과제 목표 |
항목의 첫 줄부터 "legend-label: Cations (Na⁺)"가 들어 있는 줄까지만 다시 쓰되, "bar-segment"를 "bar-block"로 바꾸고 나머지는 그대로 두세요. 처음과 끝 줄도 포함합니다.

제공 자료 |
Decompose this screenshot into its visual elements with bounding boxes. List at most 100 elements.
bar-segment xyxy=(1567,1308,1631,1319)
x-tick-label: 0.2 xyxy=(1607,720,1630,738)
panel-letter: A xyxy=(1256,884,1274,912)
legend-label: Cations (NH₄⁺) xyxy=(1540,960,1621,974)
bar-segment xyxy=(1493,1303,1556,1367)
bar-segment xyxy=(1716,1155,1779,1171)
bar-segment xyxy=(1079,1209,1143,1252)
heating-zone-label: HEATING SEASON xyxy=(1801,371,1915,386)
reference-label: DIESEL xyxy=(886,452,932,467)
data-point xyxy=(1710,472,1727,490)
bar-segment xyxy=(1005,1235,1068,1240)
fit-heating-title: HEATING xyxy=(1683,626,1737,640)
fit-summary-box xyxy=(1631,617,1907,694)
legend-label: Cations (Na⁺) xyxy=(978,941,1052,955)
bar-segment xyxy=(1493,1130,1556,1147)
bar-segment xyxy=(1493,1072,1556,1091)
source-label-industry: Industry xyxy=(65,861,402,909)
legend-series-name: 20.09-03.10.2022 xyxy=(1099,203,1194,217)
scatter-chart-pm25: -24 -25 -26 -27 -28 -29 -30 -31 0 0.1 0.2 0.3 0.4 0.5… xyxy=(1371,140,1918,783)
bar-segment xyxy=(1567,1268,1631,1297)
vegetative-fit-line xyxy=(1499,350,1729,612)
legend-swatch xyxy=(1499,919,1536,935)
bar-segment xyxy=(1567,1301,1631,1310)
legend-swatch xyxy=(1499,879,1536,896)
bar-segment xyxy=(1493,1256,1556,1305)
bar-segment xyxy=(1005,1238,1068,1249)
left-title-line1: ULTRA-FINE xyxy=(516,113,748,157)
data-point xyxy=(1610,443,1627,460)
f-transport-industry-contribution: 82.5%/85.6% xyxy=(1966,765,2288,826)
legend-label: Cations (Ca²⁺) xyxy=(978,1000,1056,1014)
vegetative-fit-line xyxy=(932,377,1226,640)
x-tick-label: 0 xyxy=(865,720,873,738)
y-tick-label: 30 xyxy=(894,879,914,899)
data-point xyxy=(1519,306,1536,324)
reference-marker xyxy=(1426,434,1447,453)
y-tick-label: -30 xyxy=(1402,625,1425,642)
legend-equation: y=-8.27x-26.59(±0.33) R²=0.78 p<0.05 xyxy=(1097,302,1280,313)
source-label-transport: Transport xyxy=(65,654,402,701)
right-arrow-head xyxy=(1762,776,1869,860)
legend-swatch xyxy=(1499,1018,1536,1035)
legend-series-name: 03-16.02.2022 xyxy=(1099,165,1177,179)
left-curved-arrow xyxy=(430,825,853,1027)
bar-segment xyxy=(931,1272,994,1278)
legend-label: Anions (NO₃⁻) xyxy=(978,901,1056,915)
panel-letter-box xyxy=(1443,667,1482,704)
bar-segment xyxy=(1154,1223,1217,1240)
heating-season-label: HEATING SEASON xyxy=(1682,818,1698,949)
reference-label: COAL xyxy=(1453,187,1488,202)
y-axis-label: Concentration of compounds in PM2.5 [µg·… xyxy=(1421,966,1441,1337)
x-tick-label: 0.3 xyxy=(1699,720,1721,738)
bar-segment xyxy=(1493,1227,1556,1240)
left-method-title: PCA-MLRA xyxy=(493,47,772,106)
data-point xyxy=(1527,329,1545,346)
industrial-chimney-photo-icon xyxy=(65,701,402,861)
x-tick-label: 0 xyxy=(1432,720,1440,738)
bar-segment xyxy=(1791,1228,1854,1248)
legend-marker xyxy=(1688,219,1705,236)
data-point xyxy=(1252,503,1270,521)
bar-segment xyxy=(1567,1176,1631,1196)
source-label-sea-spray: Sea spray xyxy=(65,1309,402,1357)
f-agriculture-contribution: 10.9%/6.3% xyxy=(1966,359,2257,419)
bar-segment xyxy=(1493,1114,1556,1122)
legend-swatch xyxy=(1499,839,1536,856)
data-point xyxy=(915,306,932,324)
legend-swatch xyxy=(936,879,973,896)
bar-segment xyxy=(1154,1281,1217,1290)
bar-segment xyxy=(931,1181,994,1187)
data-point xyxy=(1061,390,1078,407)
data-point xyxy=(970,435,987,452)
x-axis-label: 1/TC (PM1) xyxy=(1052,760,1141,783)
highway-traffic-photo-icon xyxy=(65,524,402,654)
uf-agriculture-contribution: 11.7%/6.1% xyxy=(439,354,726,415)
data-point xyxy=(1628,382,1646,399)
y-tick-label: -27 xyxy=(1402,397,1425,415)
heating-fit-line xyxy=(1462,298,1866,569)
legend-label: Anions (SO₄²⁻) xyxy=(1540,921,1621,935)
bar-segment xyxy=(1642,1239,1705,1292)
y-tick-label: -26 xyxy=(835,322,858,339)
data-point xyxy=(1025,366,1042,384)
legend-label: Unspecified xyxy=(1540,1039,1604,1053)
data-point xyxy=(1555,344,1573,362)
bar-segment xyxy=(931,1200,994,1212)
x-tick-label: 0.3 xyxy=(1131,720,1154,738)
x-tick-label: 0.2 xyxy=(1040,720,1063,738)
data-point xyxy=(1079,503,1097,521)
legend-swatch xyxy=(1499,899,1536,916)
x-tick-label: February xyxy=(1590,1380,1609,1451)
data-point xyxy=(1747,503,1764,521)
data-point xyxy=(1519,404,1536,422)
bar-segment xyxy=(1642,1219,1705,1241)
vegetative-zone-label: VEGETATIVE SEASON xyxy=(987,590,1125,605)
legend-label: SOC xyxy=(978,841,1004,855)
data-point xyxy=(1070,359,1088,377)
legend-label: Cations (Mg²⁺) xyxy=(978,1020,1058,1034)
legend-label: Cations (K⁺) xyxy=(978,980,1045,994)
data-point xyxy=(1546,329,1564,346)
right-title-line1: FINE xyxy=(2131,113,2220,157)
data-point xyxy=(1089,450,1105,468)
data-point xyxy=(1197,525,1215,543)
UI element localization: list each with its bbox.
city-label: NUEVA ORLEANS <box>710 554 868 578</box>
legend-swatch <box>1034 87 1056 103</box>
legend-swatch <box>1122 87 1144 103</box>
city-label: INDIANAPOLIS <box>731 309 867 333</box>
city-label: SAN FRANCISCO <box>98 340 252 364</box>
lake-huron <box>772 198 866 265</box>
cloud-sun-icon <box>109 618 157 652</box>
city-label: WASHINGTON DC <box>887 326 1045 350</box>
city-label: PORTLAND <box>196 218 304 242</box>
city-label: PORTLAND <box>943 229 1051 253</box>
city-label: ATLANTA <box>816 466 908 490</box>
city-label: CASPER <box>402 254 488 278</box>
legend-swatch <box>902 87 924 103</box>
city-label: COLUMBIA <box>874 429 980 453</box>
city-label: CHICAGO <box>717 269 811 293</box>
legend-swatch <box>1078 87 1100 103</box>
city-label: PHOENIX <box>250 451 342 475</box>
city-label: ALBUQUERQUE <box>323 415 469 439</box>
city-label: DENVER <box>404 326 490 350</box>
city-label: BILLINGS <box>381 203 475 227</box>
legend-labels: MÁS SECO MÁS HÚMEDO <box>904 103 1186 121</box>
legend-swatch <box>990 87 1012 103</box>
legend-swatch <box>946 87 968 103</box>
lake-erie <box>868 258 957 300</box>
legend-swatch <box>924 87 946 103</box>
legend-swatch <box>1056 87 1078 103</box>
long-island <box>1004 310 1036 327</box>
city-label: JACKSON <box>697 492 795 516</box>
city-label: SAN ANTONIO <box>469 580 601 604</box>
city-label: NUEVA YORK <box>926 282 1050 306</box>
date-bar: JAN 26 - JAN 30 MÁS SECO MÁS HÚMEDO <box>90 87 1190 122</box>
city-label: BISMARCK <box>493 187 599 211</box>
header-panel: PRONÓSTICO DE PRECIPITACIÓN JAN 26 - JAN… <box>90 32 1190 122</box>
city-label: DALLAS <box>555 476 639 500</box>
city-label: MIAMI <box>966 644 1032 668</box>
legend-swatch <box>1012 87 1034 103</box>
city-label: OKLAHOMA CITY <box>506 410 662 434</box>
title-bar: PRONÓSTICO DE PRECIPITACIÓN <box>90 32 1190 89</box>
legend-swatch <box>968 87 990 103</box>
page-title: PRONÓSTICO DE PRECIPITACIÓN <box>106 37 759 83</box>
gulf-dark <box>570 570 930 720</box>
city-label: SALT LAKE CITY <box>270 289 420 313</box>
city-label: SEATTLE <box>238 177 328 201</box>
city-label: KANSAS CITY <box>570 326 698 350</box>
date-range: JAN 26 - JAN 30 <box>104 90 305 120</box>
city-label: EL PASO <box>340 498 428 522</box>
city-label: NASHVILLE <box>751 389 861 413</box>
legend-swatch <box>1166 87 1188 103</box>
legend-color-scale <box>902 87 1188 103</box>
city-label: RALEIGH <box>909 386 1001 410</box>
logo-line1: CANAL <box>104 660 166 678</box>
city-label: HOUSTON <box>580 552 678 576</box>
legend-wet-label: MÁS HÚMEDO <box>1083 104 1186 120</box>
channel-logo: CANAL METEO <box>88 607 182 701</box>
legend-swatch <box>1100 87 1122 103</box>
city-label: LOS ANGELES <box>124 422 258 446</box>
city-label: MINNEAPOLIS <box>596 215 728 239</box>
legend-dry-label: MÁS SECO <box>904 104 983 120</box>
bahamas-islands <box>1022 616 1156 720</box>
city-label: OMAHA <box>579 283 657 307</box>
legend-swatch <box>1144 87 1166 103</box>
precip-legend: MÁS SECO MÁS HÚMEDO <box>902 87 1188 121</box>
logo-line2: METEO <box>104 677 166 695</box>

과제 답안 |
Decompose this screenshot into its visual elements with bounding boxes. List at most 100 elements.
bar-block xyxy=(1567,1308,1631,1319)
x-tick-label: 0.2 xyxy=(1607,720,1630,738)
panel-letter: A xyxy=(1256,884,1274,912)
legend-label: Cations (NH₄⁺) xyxy=(1540,960,1621,974)
bar-block xyxy=(1493,1303,1556,1367)
bar-block xyxy=(1716,1155,1779,1171)
bar-block xyxy=(1079,1209,1143,1252)
heating-zone-label: HEATING SEASON xyxy=(1801,371,1915,386)
reference-label: DIESEL xyxy=(886,452,932,467)
data-point xyxy=(1710,472,1727,490)
bar-block xyxy=(1005,1235,1068,1240)
fit-heating-title: HEATING xyxy=(1683,626,1737,640)
fit-summary-box xyxy=(1631,617,1907,694)
legend-label: Cations (Na⁺) xyxy=(978,941,1052,955)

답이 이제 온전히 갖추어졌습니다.